TRECHO DO TEXTO:
▽
Ruído. Parte da minha vida profissional obriga-me a duas viagens semanais de comboio entre o Estoril e o Cais do Sodré e regresso. A volta, pela hora de almoço, é terrível. Música alta, conversas de telemóvel partilhadas pela carruagem, diálogos sem qualquer noção de pudor pelas vidas próprias. Quando alguém me liga percebe imediatamente onde estou: estás no comboio? Encolho-me, ponha a mão em concha e reduzo os decibéis ao nível do milagre da audição. Conservador como sou, faço uma sugestão: substituam as horas da educação sexual obrigatória por tempos de educação cívica. É óbvio que não sabemos que vai ministrar esses temas, mas sempre é melhor falar-se de ruído incomodativo do que ensinar aos jovens como se põe um preservativo sem perder a sensualidade de um vão de escada.

Futebol. Contra o Guimarães, anteontem, o Sporting passou de uma vitória de 2 - 0 para uma derrota por 2 - 3. Em pouco mais de dez minutos, se a memória não me atraiçoa. Contra a frase dos fãs só eu sei porque não fico em casa, só me ocorre gritar, verde de raiva: até eu sei porque fico em casa...

Dias de hoje. Alguém dizia que um pessimista via em cada oportunidade uma dificuldade e que o optimista via a inversa. Gostava de imaginar, do alto de toda a minha ingenuidade (sempre pouco optimista), que os tempos difíceis que se adivinham serão uma oportunidade para rever modelos de vida, para prestar mais atenção ao próximo, para aproveitamento de sinergias (no caso das instituições de solidariedade social, por exemplo), para diminuir um consumismo desenfreado e estéril. Cresci num tempo em que não se falava de dinheiro. Mesmo sabendo que havia mesadas diferentes, elas não eram factor diferenciador. Talvez se possa, de alguma forma, regressar a essa espécie de pureza. Sob risco de nada termos aprendido.
△
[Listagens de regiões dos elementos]
▽
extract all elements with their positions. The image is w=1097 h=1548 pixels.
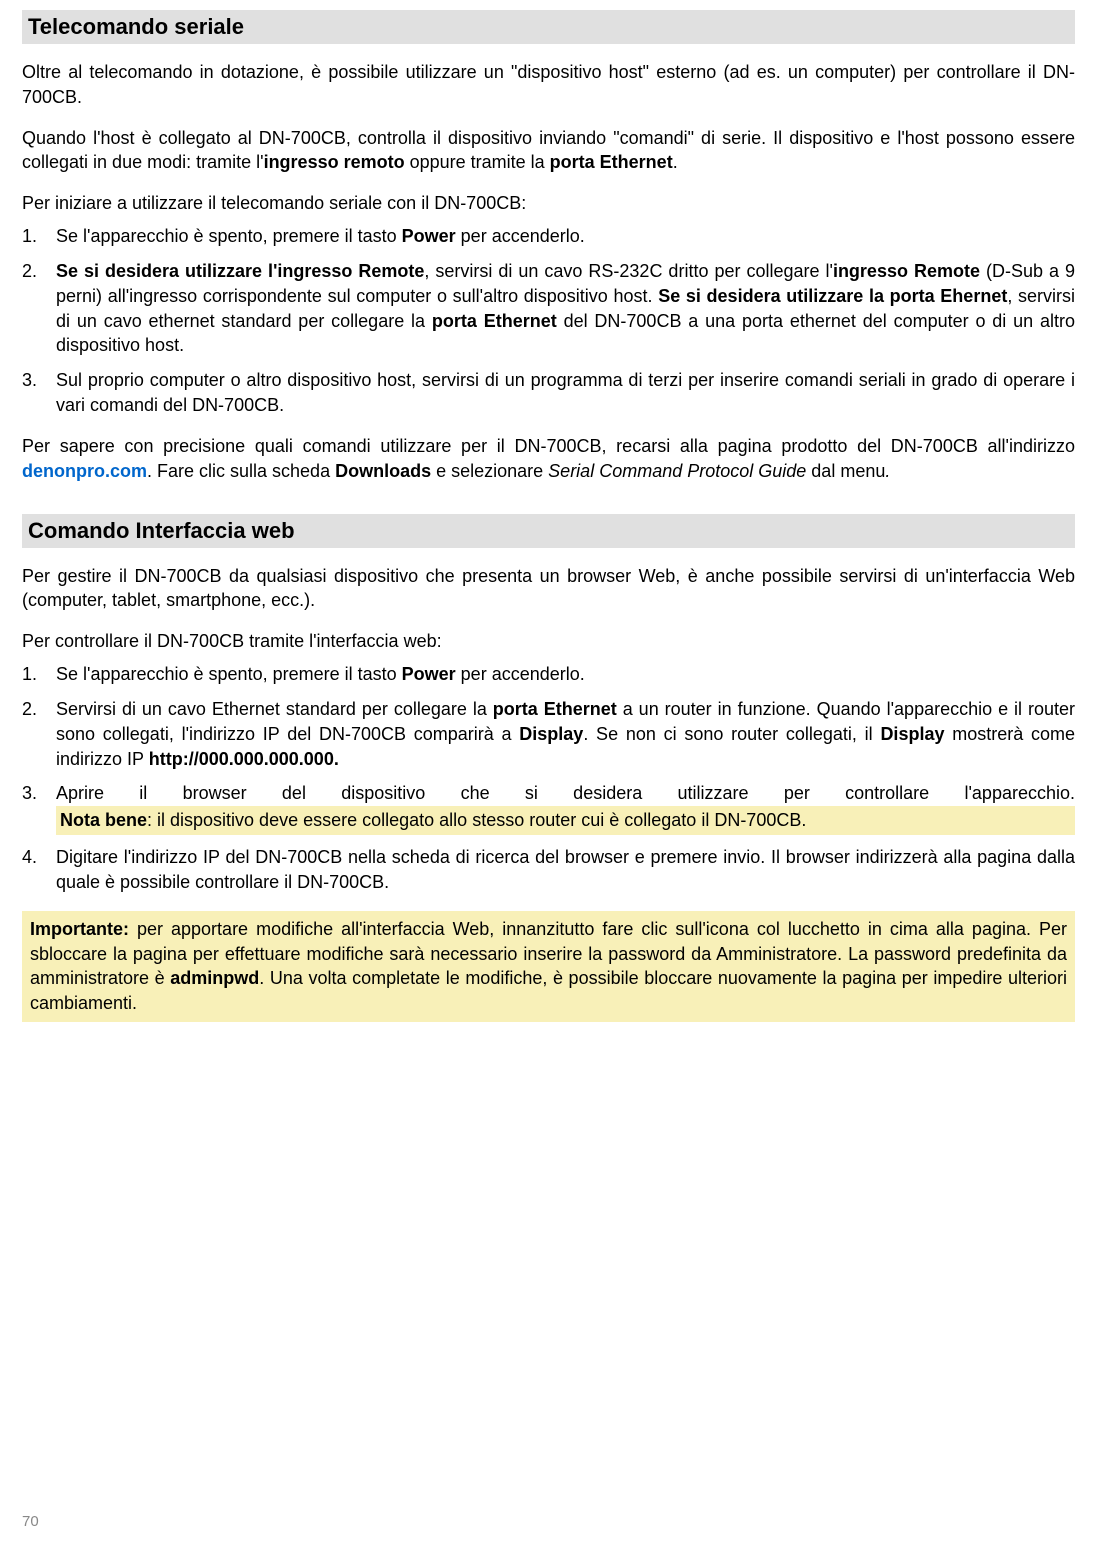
text-bold: Se si desidera utilizzare la porta Ehern…	[658, 286, 1007, 306]
text-bold: Power	[402, 226, 456, 246]
section1-para2: Quando l'host è collegato al DN-700CB, c…	[22, 126, 1075, 176]
text-bold: Importante:	[30, 919, 129, 939]
text-bold: porta Ethernet	[550, 152, 673, 172]
list-item: Aprire il browser del dispositivo che si…	[22, 781, 1075, 835]
list-item: Se l'apparecchio è spento, premere il ta…	[22, 662, 1075, 687]
text: e selezionare	[431, 461, 548, 481]
list-item: Se l'apparecchio è spento, premere il ta…	[22, 224, 1075, 249]
section1-para1: Oltre al telecomando in dotazione, è pos…	[22, 60, 1075, 110]
list-item: Se si desidera utilizzare l'ingresso Rem…	[22, 259, 1075, 358]
text-bold: adminpwd	[170, 968, 259, 988]
text-bold: Se si desidera utilizzare l'ingresso Rem…	[56, 261, 424, 281]
section1-intro: Per iniziare a utilizzare il telecomando…	[22, 191, 1075, 216]
note-highlight: Nota bene: il dispositivo deve essere co…	[56, 806, 1075, 835]
text-bold: Nota bene	[60, 810, 147, 830]
list-item: Digitare l'indirizzo IP del DN-700CB nel…	[22, 845, 1075, 895]
text: Servirsi di un cavo Ethernet standard pe…	[56, 699, 493, 719]
text-bold: Display	[880, 724, 944, 744]
text-bold: Display	[519, 724, 583, 744]
section2-ordered-list: Se l'apparecchio è spento, premere il ta…	[22, 662, 1075, 895]
section-heading-2: Comando Interfaccia web	[22, 514, 1075, 548]
text: oppure tramite la	[405, 152, 550, 172]
text: per accenderlo.	[456, 226, 585, 246]
text: : il dispositivo deve essere collegato a…	[147, 810, 806, 830]
text: per accenderlo.	[456, 664, 585, 684]
text: Per sapere con precisione quali comandi …	[22, 436, 1075, 456]
section2-para1: Per gestire il DN-700CB da qualsiasi dis…	[22, 564, 1075, 614]
important-box: Importante: per apportare modifiche all'…	[22, 911, 1075, 1022]
section1-ordered-list: Se l'apparecchio è spento, premere il ta…	[22, 224, 1075, 418]
text: . Se non ci sono router collegati, il	[583, 724, 880, 744]
text: Se l'apparecchio è spento, premere il ta…	[56, 226, 402, 246]
text: dal menu	[806, 461, 885, 481]
text: , servirsi di un cavo RS-232C dritto per…	[424, 261, 833, 281]
section1-closing: Per sapere con precisione quali comandi …	[22, 434, 1075, 484]
text-bold: porta Ethernet	[432, 311, 557, 331]
text-bold: http://000.000.000.000.	[149, 749, 339, 769]
text-bold: ingresso remoto	[264, 152, 405, 172]
text-bold: Power	[402, 664, 456, 684]
text-bold: porta Ethernet	[493, 699, 617, 719]
link-denonpro[interactable]: denonpro.com	[22, 461, 147, 481]
list-item: Sul proprio computer o altro dispositivo…	[22, 368, 1075, 418]
text: Se l'apparecchio è spento, premere il ta…	[56, 664, 402, 684]
text: . Fare clic sulla scheda	[147, 461, 335, 481]
text-bold: Downloads	[335, 461, 431, 481]
text: Aprire il browser del dispositivo che si…	[56, 783, 1075, 803]
text-italic: .	[885, 461, 890, 481]
text: .	[673, 152, 678, 172]
section-heading-1: Telecomando seriale	[22, 10, 1075, 44]
list-item: Servirsi di un cavo Ethernet standard pe…	[22, 697, 1075, 771]
section2-intro: Per controllare il DN-700CB tramite l'in…	[22, 629, 1075, 654]
page-number: 70	[22, 1513, 39, 1530]
text-bold: ingresso Remote	[833, 261, 980, 281]
text-italic: Serial Command Protocol Guide	[548, 461, 806, 481]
△
Responda a estas perguntas sobre o texto, numerando as respostas da mesma forma.
1. Entre que dois locais são feitas as viagens de comboio?
2. Com que resultado terminou o jogo do Sporting contra o Guimarães?
3. De que não se falava no tempo em que quem escreve cresceu?

RESULTADO DO EXERCÍCIO:
1. Entre o Estoril e o Cais do Sodré.
2. Com uma derrota do Sporting por 2 - 3.
3. De dinheiro.